Data excerpts
•••

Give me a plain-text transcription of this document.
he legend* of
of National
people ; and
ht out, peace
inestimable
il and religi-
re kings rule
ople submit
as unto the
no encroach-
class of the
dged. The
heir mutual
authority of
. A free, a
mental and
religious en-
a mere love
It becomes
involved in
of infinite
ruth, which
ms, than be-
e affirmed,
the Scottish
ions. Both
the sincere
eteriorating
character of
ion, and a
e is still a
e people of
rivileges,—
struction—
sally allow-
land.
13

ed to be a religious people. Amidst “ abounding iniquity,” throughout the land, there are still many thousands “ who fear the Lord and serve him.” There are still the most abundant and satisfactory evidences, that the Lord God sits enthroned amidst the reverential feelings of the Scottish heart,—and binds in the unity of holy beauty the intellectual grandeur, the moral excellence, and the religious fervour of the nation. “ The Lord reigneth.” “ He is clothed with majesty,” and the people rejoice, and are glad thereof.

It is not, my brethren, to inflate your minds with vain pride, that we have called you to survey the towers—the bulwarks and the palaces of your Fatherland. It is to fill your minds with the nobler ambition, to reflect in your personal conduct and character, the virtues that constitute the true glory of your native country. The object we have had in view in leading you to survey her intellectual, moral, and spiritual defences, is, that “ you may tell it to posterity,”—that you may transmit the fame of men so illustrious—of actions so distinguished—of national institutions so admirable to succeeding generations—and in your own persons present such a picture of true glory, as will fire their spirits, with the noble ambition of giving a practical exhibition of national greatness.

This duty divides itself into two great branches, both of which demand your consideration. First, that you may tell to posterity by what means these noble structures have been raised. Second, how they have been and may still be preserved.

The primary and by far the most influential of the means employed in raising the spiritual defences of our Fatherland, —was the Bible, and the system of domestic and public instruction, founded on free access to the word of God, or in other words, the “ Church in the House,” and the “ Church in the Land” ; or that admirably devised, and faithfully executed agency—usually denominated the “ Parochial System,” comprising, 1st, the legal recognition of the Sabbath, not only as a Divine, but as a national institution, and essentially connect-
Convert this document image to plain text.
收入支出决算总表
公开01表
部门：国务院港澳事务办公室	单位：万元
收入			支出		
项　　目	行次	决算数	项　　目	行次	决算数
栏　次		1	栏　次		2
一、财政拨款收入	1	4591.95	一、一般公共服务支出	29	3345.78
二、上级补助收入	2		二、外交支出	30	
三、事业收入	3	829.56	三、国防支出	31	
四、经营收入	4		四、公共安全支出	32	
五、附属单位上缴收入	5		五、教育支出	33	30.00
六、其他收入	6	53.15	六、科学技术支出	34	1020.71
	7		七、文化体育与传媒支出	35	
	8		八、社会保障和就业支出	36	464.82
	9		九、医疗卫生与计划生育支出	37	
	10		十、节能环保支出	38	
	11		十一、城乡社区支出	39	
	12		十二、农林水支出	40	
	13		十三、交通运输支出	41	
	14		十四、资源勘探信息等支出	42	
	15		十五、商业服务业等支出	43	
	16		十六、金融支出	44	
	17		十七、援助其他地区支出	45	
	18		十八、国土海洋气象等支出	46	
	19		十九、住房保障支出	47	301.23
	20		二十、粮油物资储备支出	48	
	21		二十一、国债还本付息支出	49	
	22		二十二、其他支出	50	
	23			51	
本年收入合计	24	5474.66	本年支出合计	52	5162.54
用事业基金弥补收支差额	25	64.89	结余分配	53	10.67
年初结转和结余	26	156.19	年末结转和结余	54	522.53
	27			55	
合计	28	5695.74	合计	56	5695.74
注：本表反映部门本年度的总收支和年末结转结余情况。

•••

## WHAT YOU NEED TO DO
Write out the full listing exactly as given.

## FINISHED EXERCISE
Give me a plain-text transcription of this document.
he legend* of
of National
people ; and
ht out, peace
inestimable
il and religi-
re kings rule
ople submit
as unto the
no encroach-
class of the
dged. The
heir mutual
authority of
. A free, a
mental and
religious en-
a mere love
It becomes
involved in
of infinite
ruth, which
ms, than be-
e affirmed,
the Scottish
ions. Both
the sincere
eteriorating
character of
ion, and a
e is still a
e people of
rivileges,—
struction—
sally allow-
land.
13

ed to be a religious people. Amidst “ abounding iniquity,” throughout the land, there are still many thousands “ who fear the Lord and serve him.” There are still the most abundant and satisfactory evidences, that the Lord God sits enthroned amidst the reverential feelings of the Scottish heart,—and binds in the unity of holy beauty the intellectual grandeur, the moral excellence, and the religious fervour of the nation. “ The Lord reigneth.” “ He is clothed with majesty,” and the people rejoice, and are glad thereof.

It is not, my brethren, to inflate your minds with vain pride, that we have called you to survey the towers—the bulwarks and the palaces of your Fatherland. It is to fill your minds with the nobler ambition, to reflect in your personal conduct and character, the virtues that constitute the true glory of your native country. The object we have had in view in leading you to survey her intellectual, moral, and spiritual defences, is, that “ you may tell it to posterity,”—that you may transmit the fame of men so illustrious—of actions so distinguished—of national institutions so admirable to succeeding generations—and in your own persons present such a picture of true glory, as will fire their spirits, with the noble ambition of giving a practical exhibition of national greatness.

This duty divides itself into two great branches, both of which demand your consideration. First, that you may tell to posterity by what means these noble structures have been raised. Second, how they have been and may still be preserved.

The primary and by far the most influential of the means employed in raising the spiritual defences of our Fatherland, —was the Bible, and the system of domestic and public instruction, founded on free access to the word of God, or in other words, the “ Church in the House,” and the “ Church in the Land” ; or that admirably devised, and faithfully executed agency—usually denominated the “ Parochial System,” comprising, 1st, the legal recognition of the Sabbath, not only as a Divine, but as a national institution, and essentially connect-
Convert this document image to plain text.
收入支出决算总表
公开01表
部门：国务院港澳事务办公室	单位：万元
收入			支出		
项　　目	行次	决算数	项　　目	行次	决算数
栏　次		1	栏　次		2
一、财政拨款收入	1	4591.95	一、一般公共服务支出	29	3345.78
二、上级补助收入	2		二、外交支出	30	
三、事业收入	3	829.56	三、国防支出	31	
四、经营收入	4		四、公共安全支出	32	
五、附属单位上缴收入	5		五、教育支出	33	30.00
六、其他收入	6	53.15	六、科学技术支出	34	1020.71
	7		七、文化体育与传媒支出	35	
	8		八、社会保障和就业支出	36	464.82
	9		九、医疗卫生与计划生育支出	37	
	10		十、节能环保支出	38	
	11		十一、城乡社区支出	39	
	12		十二、农林水支出	40	
	13		十三、交通运输支出	41	
	14		十四、资源勘探信息等支出	42	
	15		十五、商业服务业等支出	43	
	16		十六、金融支出	44	
	17		十七、援助其他地区支出	45	
	18		十八、国土海洋气象等支出	46	
	19		十九、住房保障支出	47	301.23
	20		二十、粮油物资储备支出	48	
	21		二十一、国债还本付息支出	49	
	22		二十二、其他支出	50	
	23			51	
本年收入合计	24	5474.66	本年支出合计	52	5162.54
用事业基金弥补收支差额	25	64.89	结余分配	53	10.67
年初结转和结余	26	156.19	年末结转和结余	54	522.53
	27			55	
合计	28	5695.74	合计	56	5695.74
注：本表反映部门本年度的总收支和年末结转结余情况。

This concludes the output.